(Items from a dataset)
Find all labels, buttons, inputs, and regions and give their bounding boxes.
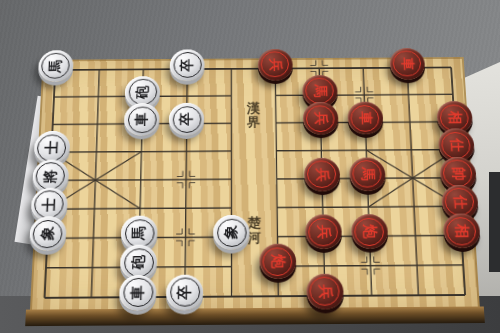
piece-character: 卒 — [180, 58, 194, 71]
river-label-hanjie: 漢界 — [245, 101, 262, 129]
piece-character: 卒 — [177, 285, 192, 300]
piece-ring: 帥 — [442, 160, 473, 187]
piece-black-soldier-c4r1[interactable]: 卒 — [170, 49, 205, 81]
piece-ring: 相 — [446, 217, 477, 245]
piece-ring: 兵 — [307, 160, 337, 187]
piece-ring: 仕 — [444, 188, 475, 216]
piece-ring: 兵 — [306, 105, 335, 132]
piece-ring: 卒 — [173, 52, 201, 78]
piece-red-chariot-c8r3[interactable]: 車 — [347, 102, 383, 135]
piece-ring: 象 — [217, 218, 247, 246]
piece-ring: 炮 — [263, 247, 293, 276]
piece-red-chariot-c9r1[interactable]: 車 — [389, 48, 425, 80]
piece-character: 兵 — [315, 167, 330, 181]
piece-red-cannon-c8r7[interactable]: 炮 — [351, 214, 389, 249]
piece-character: 兵 — [317, 284, 332, 299]
piece-character: 仕 — [448, 138, 463, 151]
board-grid — [30, 57, 480, 311]
piece-character: 仕 — [452, 195, 467, 209]
piece-character: 將 — [43, 169, 58, 183]
piece-ring: 馬 — [305, 78, 334, 104]
scene: 漢界 楚河 馬卒兵車砲馬車卒兵車相士仕將兵馬帥士仕象馬象兵炮相砲炮車卒兵 — [0, 0, 500, 333]
piece-ring: 車 — [392, 51, 421, 77]
piece-ring: 馬 — [124, 219, 154, 247]
piece-character: 砲 — [136, 86, 150, 99]
piece-red-soldier-c7r9[interactable]: 兵 — [306, 273, 344, 309]
piece-ring: 仕 — [441, 132, 471, 159]
piece-character: 炮 — [270, 254, 285, 268]
xiangqi-board[interactable]: 漢界 楚河 馬卒兵車砲馬車卒兵車相士仕將兵馬帥士仕象馬象兵炮相砲炮車卒兵 — [30, 57, 480, 311]
piece-ring: 砲 — [128, 79, 157, 105]
piece-ring: 相 — [439, 104, 469, 131]
piece-character: 車 — [400, 57, 415, 70]
board-front-edge — [25, 306, 485, 326]
piece-ring: 士 — [34, 191, 64, 219]
piece-character: 士 — [41, 198, 56, 212]
piece-character: 相 — [453, 224, 469, 238]
piece-red-horse-c8r5[interactable]: 馬 — [349, 157, 386, 191]
piece-ring: 兵 — [261, 51, 289, 77]
piece-character: 炮 — [362, 224, 377, 238]
piece-character: 兵 — [313, 112, 328, 125]
piece-ring: 卒 — [172, 106, 201, 133]
piece-character: 士 — [44, 141, 59, 155]
piece-ring: 車 — [128, 106, 157, 133]
piece-character: 砲 — [131, 255, 146, 269]
piece-character: 象 — [224, 225, 239, 239]
piece-character: 馬 — [360, 167, 375, 181]
piece-character: 馬 — [132, 226, 147, 240]
piece-ring: 馬 — [352, 160, 382, 187]
piece-black-horse-c1r1[interactable]: 馬 — [37, 50, 73, 82]
piece-character: 馬 — [48, 59, 63, 72]
piece-red-soldier-c7r7[interactable]: 兵 — [305, 214, 342, 249]
piece-black-elephant-c5r7[interactable]: 象 — [213, 215, 249, 250]
piece-red-soldier-c7r5[interactable]: 兵 — [304, 157, 341, 191]
piece-character: 卒 — [180, 112, 194, 125]
piece-character: 馬 — [313, 84, 327, 97]
board-wrap: 漢界 楚河 馬卒兵車砲馬車卒兵車相士仕將兵馬帥士仕象馬象兵炮相砲炮車卒兵 — [30, 57, 480, 311]
piece-red-soldier-c6r1[interactable]: 兵 — [258, 48, 293, 80]
piece-character: 車 — [135, 113, 150, 126]
dark-edge-object — [489, 172, 500, 272]
piece-character: 車 — [358, 111, 373, 124]
piece-character: 象 — [40, 226, 55, 240]
piece-ring: 將 — [35, 162, 65, 189]
piece-character: 兵 — [268, 58, 282, 71]
piece-ring: 兵 — [308, 218, 338, 246]
piece-ring: 士 — [37, 134, 67, 161]
piece-black-soldier-c4r9[interactable]: 卒 — [166, 274, 203, 310]
piece-character: 兵 — [316, 225, 331, 239]
piece-ring: 車 — [350, 105, 380, 132]
piece-ring: 象 — [32, 219, 63, 247]
piece-ring: 馬 — [41, 53, 70, 79]
piece-ring: 車 — [123, 278, 154, 307]
piece-character: 相 — [447, 111, 462, 124]
piece-ring: 卒 — [170, 278, 200, 307]
piece-ring: 砲 — [124, 248, 154, 277]
piece-red-soldier-c7r3[interactable]: 兵 — [303, 102, 339, 135]
piece-ring: 兵 — [310, 277, 341, 306]
piece-character: 帥 — [450, 166, 465, 180]
piece-character: 車 — [131, 285, 146, 300]
piece-ring: 炮 — [354, 217, 384, 245]
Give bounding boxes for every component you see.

Prompt:
Extract each line of the material above that contains the string "horse".

Solution below:
piece-red-horse-c8r5[interactable]: 馬 — [349, 157, 386, 191]
piece-black-horse-c1r1[interactable]: 馬 — [37, 50, 73, 82]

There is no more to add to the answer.